— BEGIN Material for this exercise —

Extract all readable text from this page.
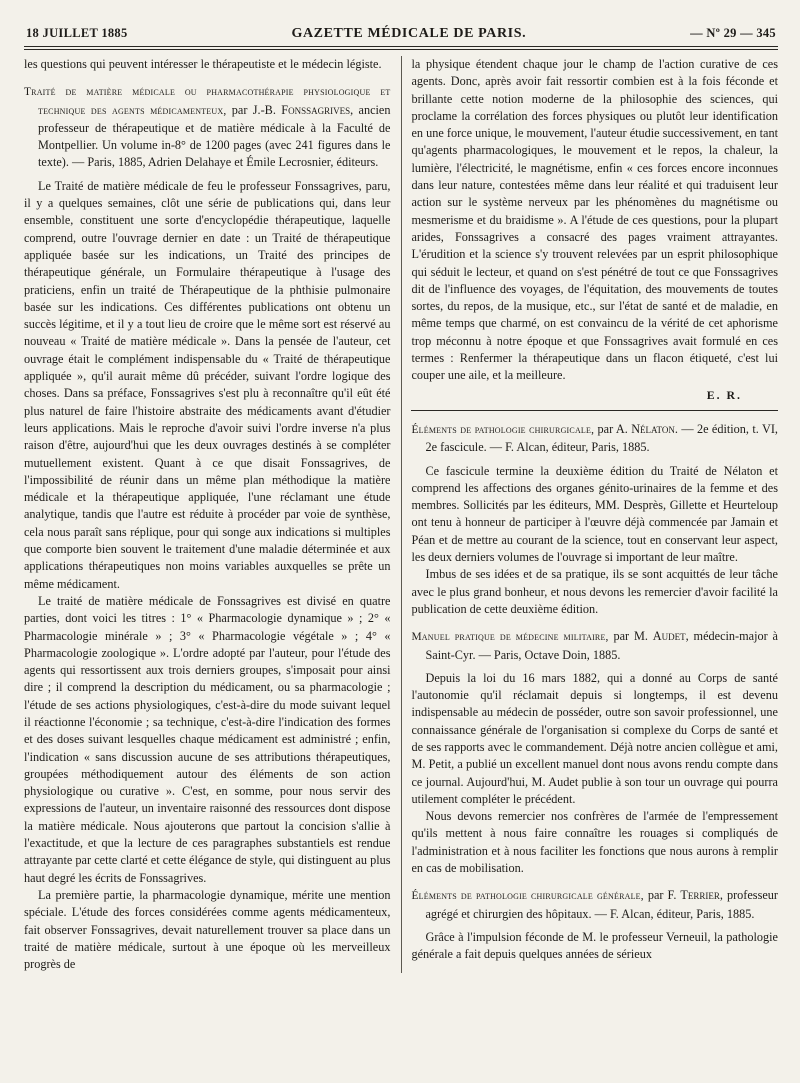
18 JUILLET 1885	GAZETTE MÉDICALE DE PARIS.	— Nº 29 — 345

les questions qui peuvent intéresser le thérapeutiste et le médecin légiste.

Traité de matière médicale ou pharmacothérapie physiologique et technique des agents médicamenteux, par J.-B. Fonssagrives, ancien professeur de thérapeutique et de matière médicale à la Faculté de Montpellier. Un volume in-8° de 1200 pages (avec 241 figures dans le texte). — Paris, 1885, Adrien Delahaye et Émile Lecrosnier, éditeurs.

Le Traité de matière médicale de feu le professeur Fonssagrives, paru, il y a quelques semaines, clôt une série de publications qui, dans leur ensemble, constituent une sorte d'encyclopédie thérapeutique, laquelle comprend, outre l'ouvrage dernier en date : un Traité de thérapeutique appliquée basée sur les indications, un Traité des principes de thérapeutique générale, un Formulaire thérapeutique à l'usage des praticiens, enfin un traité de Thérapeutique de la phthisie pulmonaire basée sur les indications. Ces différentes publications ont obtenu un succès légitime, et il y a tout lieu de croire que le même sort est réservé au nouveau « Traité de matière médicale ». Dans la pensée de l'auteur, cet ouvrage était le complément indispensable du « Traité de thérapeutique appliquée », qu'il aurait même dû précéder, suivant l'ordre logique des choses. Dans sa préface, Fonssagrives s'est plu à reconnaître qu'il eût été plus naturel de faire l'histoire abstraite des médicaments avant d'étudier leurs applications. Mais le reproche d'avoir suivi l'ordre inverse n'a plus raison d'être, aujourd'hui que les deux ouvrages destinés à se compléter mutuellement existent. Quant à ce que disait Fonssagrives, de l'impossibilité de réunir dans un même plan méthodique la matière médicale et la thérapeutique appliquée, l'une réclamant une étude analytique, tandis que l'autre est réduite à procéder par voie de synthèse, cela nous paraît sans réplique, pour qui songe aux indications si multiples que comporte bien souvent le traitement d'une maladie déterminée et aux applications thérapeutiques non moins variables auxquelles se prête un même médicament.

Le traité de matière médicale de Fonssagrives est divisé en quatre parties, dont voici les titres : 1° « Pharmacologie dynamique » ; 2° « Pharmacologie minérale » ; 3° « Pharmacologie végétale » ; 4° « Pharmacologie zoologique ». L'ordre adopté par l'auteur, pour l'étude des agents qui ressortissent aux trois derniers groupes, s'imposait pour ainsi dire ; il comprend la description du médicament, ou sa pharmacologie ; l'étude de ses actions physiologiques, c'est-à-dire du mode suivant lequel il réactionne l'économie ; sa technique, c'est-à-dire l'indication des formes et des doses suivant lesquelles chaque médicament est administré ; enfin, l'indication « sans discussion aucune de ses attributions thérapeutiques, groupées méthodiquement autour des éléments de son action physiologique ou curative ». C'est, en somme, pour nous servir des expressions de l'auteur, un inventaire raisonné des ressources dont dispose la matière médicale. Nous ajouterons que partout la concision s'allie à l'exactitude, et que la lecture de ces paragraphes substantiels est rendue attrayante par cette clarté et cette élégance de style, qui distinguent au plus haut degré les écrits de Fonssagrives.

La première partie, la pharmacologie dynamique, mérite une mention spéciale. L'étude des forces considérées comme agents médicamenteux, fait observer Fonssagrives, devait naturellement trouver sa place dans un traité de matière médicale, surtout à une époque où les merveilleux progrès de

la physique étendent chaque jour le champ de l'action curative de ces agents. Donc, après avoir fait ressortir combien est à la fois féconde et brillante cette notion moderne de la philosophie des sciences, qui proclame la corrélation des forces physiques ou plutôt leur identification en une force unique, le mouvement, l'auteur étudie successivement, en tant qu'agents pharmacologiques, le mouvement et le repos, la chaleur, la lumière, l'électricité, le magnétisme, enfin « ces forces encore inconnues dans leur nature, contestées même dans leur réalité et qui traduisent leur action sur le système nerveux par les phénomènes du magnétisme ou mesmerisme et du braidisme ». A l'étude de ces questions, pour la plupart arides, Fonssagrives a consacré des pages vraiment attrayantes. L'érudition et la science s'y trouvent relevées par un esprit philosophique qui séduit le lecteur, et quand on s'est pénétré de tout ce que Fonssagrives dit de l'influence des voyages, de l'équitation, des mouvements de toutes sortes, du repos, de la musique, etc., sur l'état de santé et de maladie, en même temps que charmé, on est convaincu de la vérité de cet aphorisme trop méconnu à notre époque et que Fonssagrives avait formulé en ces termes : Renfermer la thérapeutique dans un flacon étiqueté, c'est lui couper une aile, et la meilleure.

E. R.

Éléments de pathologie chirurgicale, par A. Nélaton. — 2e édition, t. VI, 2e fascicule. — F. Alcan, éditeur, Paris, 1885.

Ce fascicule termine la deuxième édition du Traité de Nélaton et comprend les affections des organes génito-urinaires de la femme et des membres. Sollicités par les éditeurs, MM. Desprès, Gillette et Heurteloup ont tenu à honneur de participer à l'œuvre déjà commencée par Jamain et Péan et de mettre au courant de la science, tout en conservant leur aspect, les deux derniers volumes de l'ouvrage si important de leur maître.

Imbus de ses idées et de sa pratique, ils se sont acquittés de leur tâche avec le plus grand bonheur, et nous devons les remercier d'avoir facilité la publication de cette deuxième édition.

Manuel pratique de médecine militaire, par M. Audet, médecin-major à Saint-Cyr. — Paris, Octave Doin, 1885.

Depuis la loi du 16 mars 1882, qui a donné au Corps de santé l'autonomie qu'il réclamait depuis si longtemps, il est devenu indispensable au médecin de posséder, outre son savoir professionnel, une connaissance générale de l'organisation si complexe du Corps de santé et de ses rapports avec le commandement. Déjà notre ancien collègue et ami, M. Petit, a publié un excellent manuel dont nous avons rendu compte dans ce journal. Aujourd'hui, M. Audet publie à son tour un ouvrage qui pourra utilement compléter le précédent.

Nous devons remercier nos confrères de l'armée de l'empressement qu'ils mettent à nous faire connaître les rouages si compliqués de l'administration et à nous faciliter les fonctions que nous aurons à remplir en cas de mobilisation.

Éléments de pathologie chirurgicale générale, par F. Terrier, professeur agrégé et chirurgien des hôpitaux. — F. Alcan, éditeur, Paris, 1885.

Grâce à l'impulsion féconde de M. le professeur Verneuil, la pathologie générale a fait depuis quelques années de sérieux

— END Material for this exercise —

§ Instructions for the task
Pick out the lines that include the word "pratique" and write them out.

§ Task result
Imbus de ses idées et de sa pratique, ils se sont acquittés de leur tâche avec le plus grand bonheur, et nous devons les remercier d'avoir facilité la publication de cette deuxième édition.
Manuel pratique de médecine militaire, par M. Audet, médecin-major à Saint-Cyr. — Paris, Octave Doin, 1885.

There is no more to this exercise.